INSTRUCTIONS TO FOLLOW: Locate each line holding the string "tuned" and copy it.

DATASET:
— BEGIN —
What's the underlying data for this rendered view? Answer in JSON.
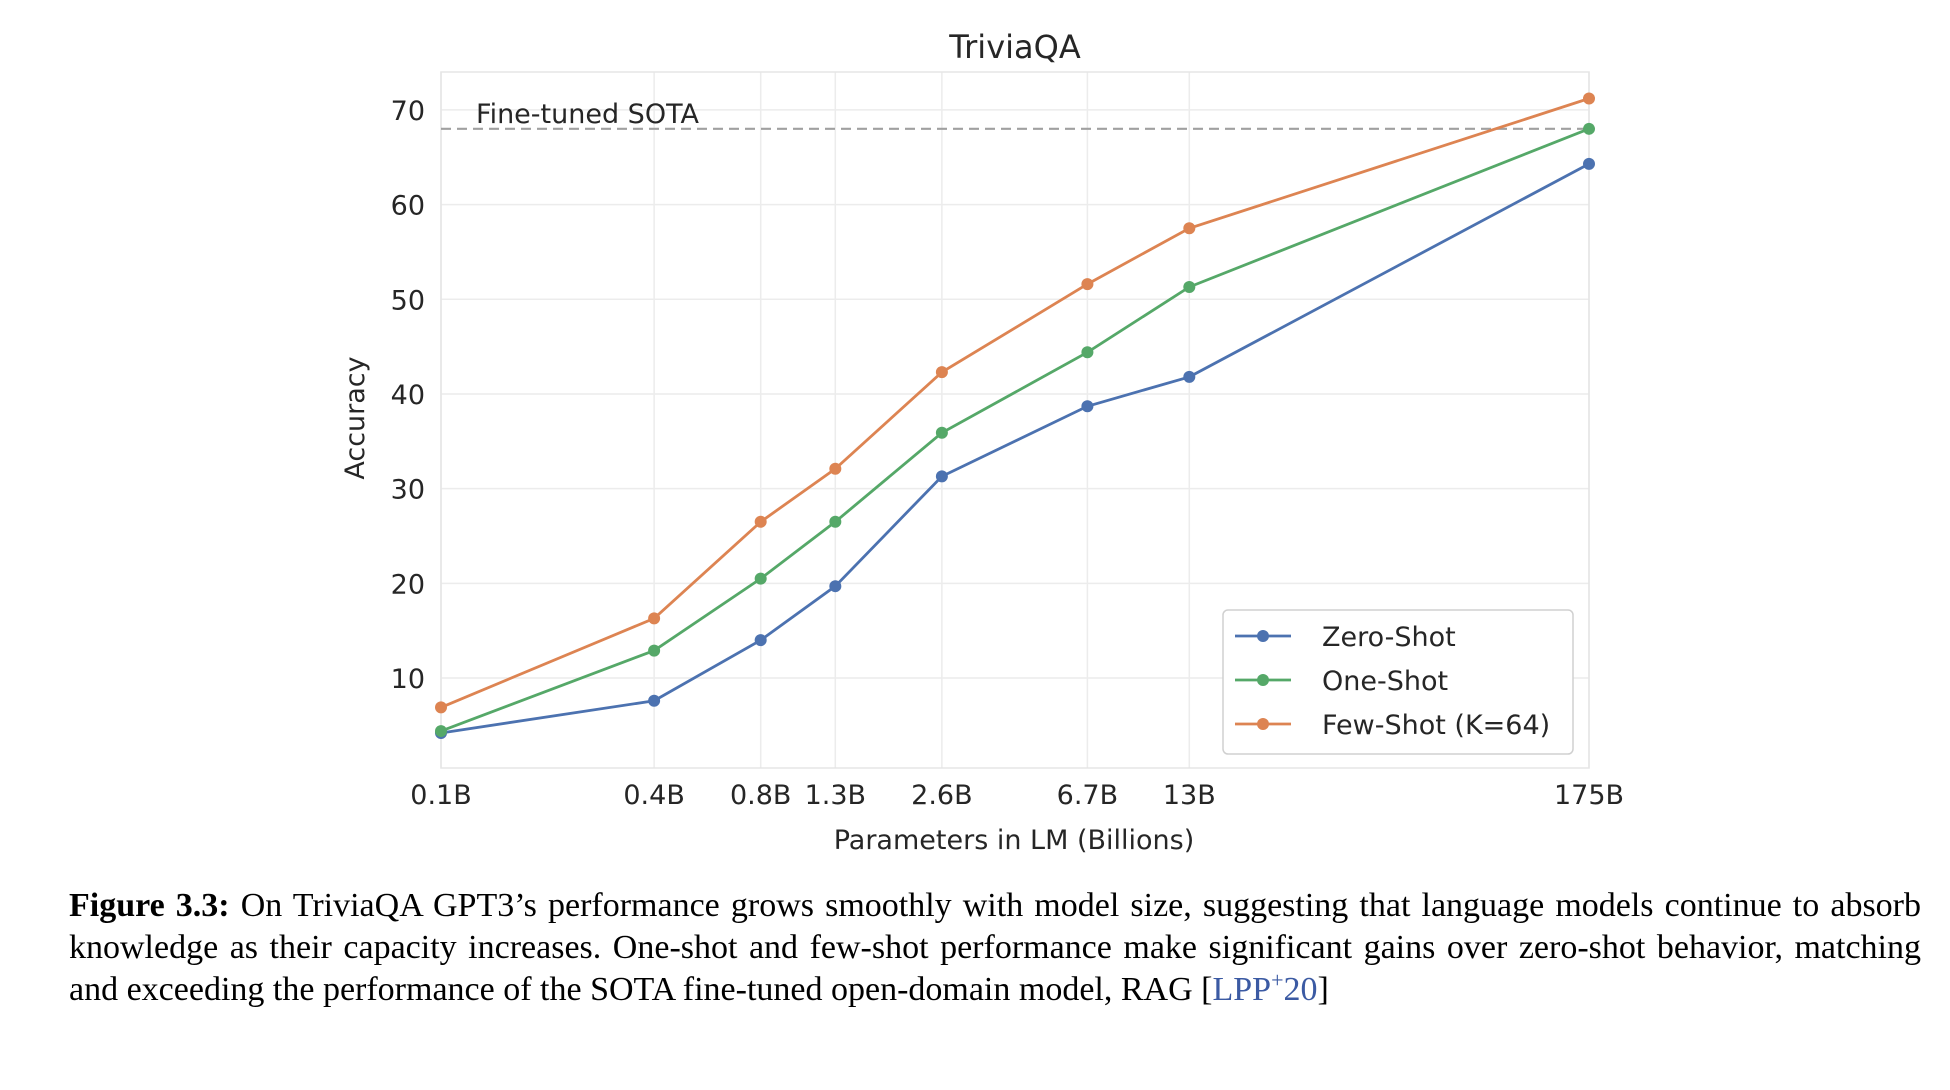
{
  "chart_data": {
    "type": "line",
    "title": "TriviaQA",
    "xlabel": "Parameters in LM (Billions)",
    "ylabel": "Accuracy",
    "x_ticks": [
      "0.1B",
      "0.4B",
      "0.8B",
      "1.3B",
      "2.6B",
      "6.7B",
      "13B",
      "175B"
    ],
    "x_values": [
      0.1,
      0.4,
      0.8,
      1.3,
      2.6,
      6.7,
      13,
      175
    ],
    "x_scale": "log",
    "y_ticks": [
      10,
      20,
      30,
      40,
      50,
      60,
      70
    ],
    "ylim": [
      0.5,
      74
    ],
    "grid": true,
    "legend_position": "lower-right",
    "reference_line": {
      "label": "Fine-tuned SOTA",
      "value": 68.0,
      "style": "dashed"
    },
    "series": [
      {
        "name": "Zero-Shot",
        "color": "#4c72b0",
        "values": [
          4.2,
          7.6,
          14.0,
          19.7,
          31.3,
          38.7,
          41.8,
          64.3
        ]
      },
      {
        "name": "One-Shot",
        "color": "#55a868",
        "values": [
          4.4,
          12.9,
          20.5,
          26.5,
          35.9,
          44.4,
          51.3,
          68.0
        ]
      },
      {
        "name": "Few-Shot (K=64)",
        "color": "#dd8452",
        "values": [
          6.9,
          16.3,
          26.5,
          32.1,
          42.3,
          51.6,
          57.5,
          71.2
        ]
      }
    ]
  },
  "caption": {
    "label": "Figure 3.3:",
    "text": " On TriviaQA GPT3’s performance grows smoothly with model size, suggesting that language models continue to absorb knowledge as their capacity increases. One-shot and few-shot performance make significant gains over zero-shot behavior, matching and exceeding the performance of the SOTA fine-tuned open-domain model, RAG ",
    "cite_open": "[",
    "cite_text": "LPP",
    "cite_sup": "+",
    "cite_year": "20",
    "cite_close": "]"
  }
}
— END —
CORRECT RESULT:
      "label": "Fine-tuned SOTA",
    "text": " On TriviaQA GPT3’s performance grows smoothly with model size, suggesting that language models continue to absorb knowledge as their capacity increases. One-shot and few-shot performance make significant gains over zero-shot behavior, matching and exceeding the performance of the SOTA fine-tuned open-domain model, RAG ",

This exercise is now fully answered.